Task brief: Here are some records; quote them exactly, leaving out the pictures.

Data tied to figure images:
───
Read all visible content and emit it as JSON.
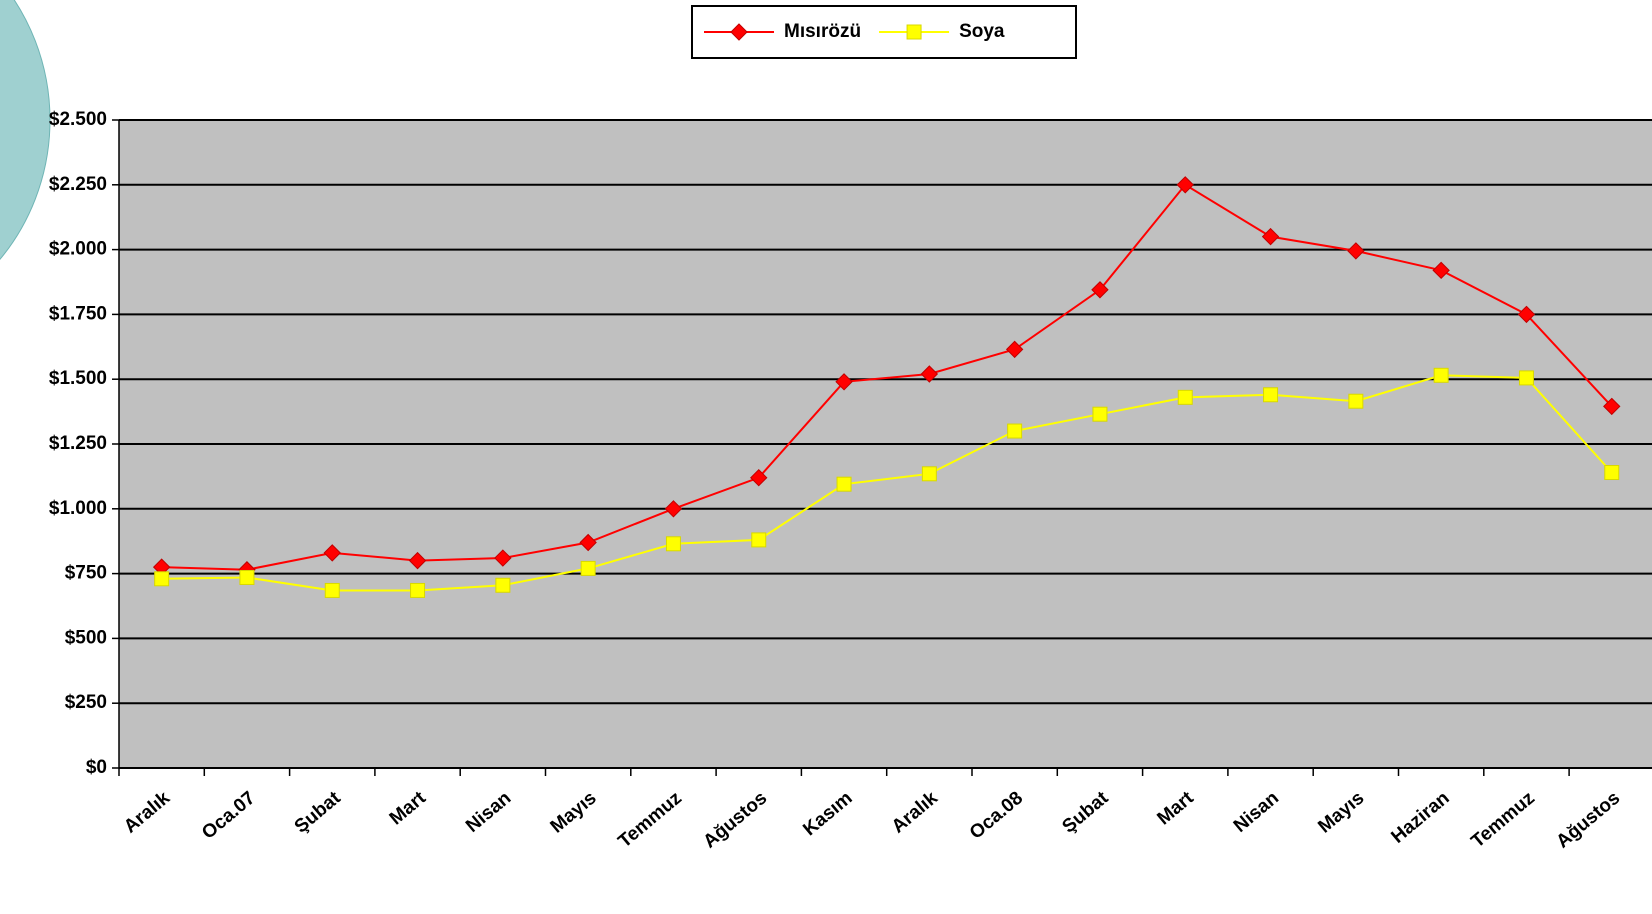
{
  "chart_data": {
    "type": "line",
    "categories": [
      "Aralık",
      "Oca.07",
      "Şubat",
      "Mart",
      "Nisan",
      "Mayıs",
      "Temmuz",
      "Ağustos",
      "Kasım",
      "Aralık",
      "Oca.08",
      "Şubat",
      "Mart",
      "Nisan",
      "Mayıs",
      "Haziran",
      "Temmuz",
      "Ağustos"
    ],
    "series": [
      {
        "name": "Mısırözü",
        "color": "#ff0000",
        "marker": "diamond",
        "values": [
          775,
          765,
          830,
          800,
          810,
          870,
          1000,
          1120,
          1490,
          1520,
          1615,
          1845,
          2250,
          2050,
          1995,
          1920,
          1750,
          1395
        ]
      },
      {
        "name": "Soya",
        "color": "#ffff00",
        "marker": "square",
        "values": [
          730,
          735,
          685,
          685,
          705,
          770,
          865,
          880,
          1095,
          1135,
          1300,
          1365,
          1430,
          1440,
          1415,
          1515,
          1505,
          1140
        ]
      }
    ],
    "ylim": [
      0,
      2500
    ],
    "yticks": [
      {
        "value": 0,
        "label": "$0"
      },
      {
        "value": 250,
        "label": "$250"
      },
      {
        "value": 500,
        "label": "$500"
      },
      {
        "value": 750,
        "label": "$750"
      },
      {
        "value": 1000,
        "label": "$1.000"
      },
      {
        "value": 1250,
        "label": "$1.250"
      },
      {
        "value": 1500,
        "label": "$1.500"
      },
      {
        "value": 1750,
        "label": "$1.750"
      },
      {
        "value": 2000,
        "label": "$2.000"
      },
      {
        "value": 2250,
        "label": "$2.250"
      },
      {
        "value": 2500,
        "label": "$2.500"
      }
    ],
    "grid": true,
    "legend": "top",
    "plot_background": "#c0c0c0"
  }
}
───
Answer to the problem:
Read all visible content and emit it as JSON.
{
  "chart_data": {
    "type": "line",
    "categories": [
      "Aralık",
      "Oca.07",
      "Şubat",
      "Mart",
      "Nisan",
      "Mayıs",
      "Temmuz",
      "Ağustos",
      "Kasım",
      "Aralık",
      "Oca.08",
      "Şubat",
      "Mart",
      "Nisan",
      "Mayıs",
      "Haziran",
      "Temmuz",
      "Ağustos"
    ],
    "series": [
      {
        "name": "Mısırözü",
        "color": "#ff0000",
        "marker": "diamond",
        "values": [
          775,
          765,
          830,
          800,
          810,
          870,
          1000,
          1120,
          1490,
          1520,
          1615,
          1845,
          2250,
          2050,
          1995,
          1920,
          1750,
          1395
        ]
      },
      {
        "name": "Soya",
        "color": "#ffff00",
        "marker": "square",
        "values": [
          730,
          735,
          685,
          685,
          705,
          770,
          865,
          880,
          1095,
          1135,
          1300,
          1365,
          1430,
          1440,
          1415,
          1515,
          1505,
          1140
        ]
      }
    ],
    "ylim": [
      0,
      2500
    ],
    "yticks": [
      {
        "value": 0,
        "label": "$0"
      },
      {
        "value": 250,
        "label": "$250"
      },
      {
        "value": 500,
        "label": "$500"
      },
      {
        "value": 750,
        "label": "$750"
      },
      {
        "value": 1000,
        "label": "$1.000"
      },
      {
        "value": 1250,
        "label": "$1.250"
      },
      {
        "value": 1500,
        "label": "$1.500"
      },
      {
        "value": 1750,
        "label": "$1.750"
      },
      {
        "value": 2000,
        "label": "$2.000"
      },
      {
        "value": 2250,
        "label": "$2.250"
      },
      {
        "value": 2500,
        "label": "$2.500"
      }
    ],
    "grid": true,
    "legend": "top",
    "plot_background": "#c0c0c0"
  }
}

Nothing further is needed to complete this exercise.